* Short problem: Write out the full listing exactly as given, minus the images.
Start of Input records
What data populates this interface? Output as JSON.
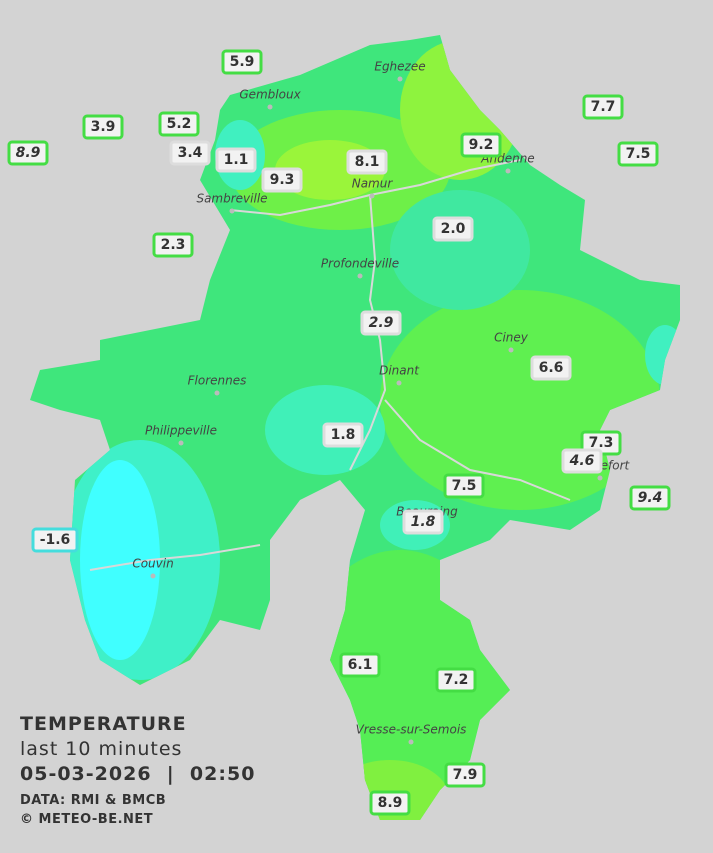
{
  "map": {
    "title": "TEMPERATURE",
    "subtitle": "last 10 minutes",
    "datetime": "05-03-2026  |  02:50",
    "credits": [
      "DATA: RMI & BMCB",
      "© METEO-BE.NET"
    ],
    "cities": [
      "Eghezee",
      "Gembloux",
      "Andenne",
      "Namur",
      "Sambreville",
      "Profondeville",
      "Ciney",
      "Dinant",
      "Florennes",
      "Philippeville",
      "Rochefort",
      "Beauraing",
      "Couvin",
      "Vresse-sur-Semois"
    ],
    "stations": [
      {
        "label": "5.9",
        "border": "#44dd44"
      },
      {
        "label": "7.7",
        "border": "#44dd44"
      },
      {
        "label": "3.9",
        "border": "#44dd44"
      },
      {
        "label": "5.2",
        "border": "#44dd44"
      },
      {
        "label": "8.9",
        "border": "#44dd44",
        "italic": true
      },
      {
        "label": "3.4",
        "border": "#dddddd"
      },
      {
        "label": "1.1",
        "border": "#dddddd"
      },
      {
        "label": "8.1",
        "border": "#dddddd"
      },
      {
        "label": "9.2",
        "border": "#44dd44"
      },
      {
        "label": "7.5",
        "border": "#44dd44"
      },
      {
        "label": "9.3",
        "border": "#dddddd"
      },
      {
        "label": "2.3",
        "border": "#44dd44"
      },
      {
        "label": "2.0",
        "border": "#dddddd"
      },
      {
        "label": "2.9",
        "border": "#dddddd",
        "italic": true
      },
      {
        "label": "6.6",
        "border": "#dddddd"
      },
      {
        "label": "1.8",
        "border": "#dddddd"
      },
      {
        "label": "7.3",
        "border": "#44dd44"
      },
      {
        "label": "4.6",
        "border": "#dddddd",
        "italic": true
      },
      {
        "label": "9.4",
        "border": "#44dd44",
        "italic": true
      },
      {
        "label": "7.5",
        "border": "#44dd44"
      },
      {
        "label": "1.8",
        "border": "#dddddd",
        "italic": true
      },
      {
        "label": "-1.6",
        "border": "#44dddd"
      },
      {
        "label": "6.1",
        "border": "#44dd44"
      },
      {
        "label": "7.2",
        "border": "#44dd44"
      },
      {
        "label": "7.9",
        "border": "#44dd44"
      },
      {
        "label": "8.9",
        "border": "#44dd44"
      }
    ]
  }
}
End of Input records
* Solution to this exercise:
What data populates this interface? Output as JSON.
{
  "map": {
    "title": "TEMPERATURE",
    "subtitle": "last 10 minutes",
    "datetime": "05-03-2026  |  02:50",
    "credits": [
      "DATA: RMI & BMCB",
      "© METEO-BE.NET"
    ],
    "cities": [
      "Eghezee",
      "Gembloux",
      "Andenne",
      "Namur",
      "Sambreville",
      "Profondeville",
      "Ciney",
      "Dinant",
      "Florennes",
      "Philippeville",
      "Rochefort",
      "Beauraing",
      "Couvin",
      "Vresse-sur-Semois"
    ],
    "stations": [
      {
        "label": "5.9",
        "border": "#44dd44"
      },
      {
        "label": "7.7",
        "border": "#44dd44"
      },
      {
        "label": "3.9",
        "border": "#44dd44"
      },
      {
        "label": "5.2",
        "border": "#44dd44"
      },
      {
        "label": "8.9",
        "border": "#44dd44",
        "italic": true
      },
      {
        "label": "3.4",
        "border": "#dddddd"
      },
      {
        "label": "1.1",
        "border": "#dddddd"
      },
      {
        "label": "8.1",
        "border": "#dddddd"
      },
      {
        "label": "9.2",
        "border": "#44dd44"
      },
      {
        "label": "7.5",
        "border": "#44dd44"
      },
      {
        "label": "9.3",
        "border": "#dddddd"
      },
      {
        "label": "2.3",
        "border": "#44dd44"
      },
      {
        "label": "2.0",
        "border": "#dddddd"
      },
      {
        "label": "2.9",
        "border": "#dddddd",
        "italic": true
      },
      {
        "label": "6.6",
        "border": "#dddddd"
      },
      {
        "label": "1.8",
        "border": "#dddddd"
      },
      {
        "label": "7.3",
        "border": "#44dd44"
      },
      {
        "label": "4.6",
        "border": "#dddddd",
        "italic": true
      },
      {
        "label": "9.4",
        "border": "#44dd44",
        "italic": true
      },
      {
        "label": "7.5",
        "border": "#44dd44"
      },
      {
        "label": "1.8",
        "border": "#dddddd",
        "italic": true
      },
      {
        "label": "-1.6",
        "border": "#44dddd"
      },
      {
        "label": "6.1",
        "border": "#44dd44"
      },
      {
        "label": "7.2",
        "border": "#44dd44"
      },
      {
        "label": "7.9",
        "border": "#44dd44"
      },
      {
        "label": "8.9",
        "border": "#44dd44"
      }
    ]
  }
}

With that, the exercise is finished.